● Stated problem
Copy, in full, each line of the material that holds the word "Abkürzungen".

● Records to use
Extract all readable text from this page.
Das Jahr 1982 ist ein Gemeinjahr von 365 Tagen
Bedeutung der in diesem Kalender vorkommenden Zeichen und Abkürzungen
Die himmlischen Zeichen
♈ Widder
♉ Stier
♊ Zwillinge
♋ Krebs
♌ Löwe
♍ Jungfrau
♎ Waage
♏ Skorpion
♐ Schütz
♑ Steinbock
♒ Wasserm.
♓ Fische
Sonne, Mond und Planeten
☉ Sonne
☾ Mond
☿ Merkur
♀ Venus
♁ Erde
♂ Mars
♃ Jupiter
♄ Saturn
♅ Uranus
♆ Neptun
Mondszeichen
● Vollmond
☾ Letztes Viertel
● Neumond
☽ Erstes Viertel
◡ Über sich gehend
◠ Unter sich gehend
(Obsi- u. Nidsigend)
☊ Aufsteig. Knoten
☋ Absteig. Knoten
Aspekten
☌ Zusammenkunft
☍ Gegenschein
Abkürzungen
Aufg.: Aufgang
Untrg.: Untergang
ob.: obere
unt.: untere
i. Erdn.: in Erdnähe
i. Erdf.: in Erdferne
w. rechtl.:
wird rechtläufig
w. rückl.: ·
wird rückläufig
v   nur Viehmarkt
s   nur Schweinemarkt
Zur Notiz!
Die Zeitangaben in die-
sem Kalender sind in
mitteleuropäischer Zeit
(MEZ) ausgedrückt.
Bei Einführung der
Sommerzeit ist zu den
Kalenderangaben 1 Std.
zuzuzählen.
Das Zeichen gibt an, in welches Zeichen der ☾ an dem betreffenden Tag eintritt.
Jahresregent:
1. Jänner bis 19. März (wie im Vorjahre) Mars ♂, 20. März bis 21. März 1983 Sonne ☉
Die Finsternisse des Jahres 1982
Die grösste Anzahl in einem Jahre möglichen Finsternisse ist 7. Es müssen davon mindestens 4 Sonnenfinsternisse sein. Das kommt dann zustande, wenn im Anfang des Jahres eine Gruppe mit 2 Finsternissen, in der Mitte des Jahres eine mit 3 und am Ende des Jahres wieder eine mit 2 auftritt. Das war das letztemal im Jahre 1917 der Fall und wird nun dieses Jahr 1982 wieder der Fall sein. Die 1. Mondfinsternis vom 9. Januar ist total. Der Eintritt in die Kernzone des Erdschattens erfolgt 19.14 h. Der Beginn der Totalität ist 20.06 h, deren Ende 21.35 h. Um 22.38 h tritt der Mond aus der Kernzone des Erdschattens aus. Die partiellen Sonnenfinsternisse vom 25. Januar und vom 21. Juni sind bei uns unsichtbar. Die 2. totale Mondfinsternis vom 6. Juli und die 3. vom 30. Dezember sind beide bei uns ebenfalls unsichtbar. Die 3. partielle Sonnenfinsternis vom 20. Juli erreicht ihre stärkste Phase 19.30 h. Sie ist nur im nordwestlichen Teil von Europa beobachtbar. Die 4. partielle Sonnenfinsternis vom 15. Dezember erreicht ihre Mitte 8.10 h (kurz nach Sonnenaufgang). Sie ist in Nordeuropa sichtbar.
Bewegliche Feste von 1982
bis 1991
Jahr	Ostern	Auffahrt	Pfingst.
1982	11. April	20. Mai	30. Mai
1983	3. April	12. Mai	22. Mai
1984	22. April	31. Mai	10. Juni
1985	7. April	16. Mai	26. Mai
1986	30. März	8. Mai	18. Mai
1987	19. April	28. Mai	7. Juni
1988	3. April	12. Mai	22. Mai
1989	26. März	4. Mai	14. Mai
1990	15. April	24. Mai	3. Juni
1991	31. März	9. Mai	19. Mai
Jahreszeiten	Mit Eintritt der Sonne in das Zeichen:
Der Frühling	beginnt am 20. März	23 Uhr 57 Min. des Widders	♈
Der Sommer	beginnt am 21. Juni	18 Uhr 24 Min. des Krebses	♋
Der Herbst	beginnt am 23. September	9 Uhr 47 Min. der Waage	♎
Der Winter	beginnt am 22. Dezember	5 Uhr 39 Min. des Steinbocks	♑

● Task answer
Bedeutung der in diesem Kalender vorkommenden Zeichen und Abkürzungen
Abkürzungen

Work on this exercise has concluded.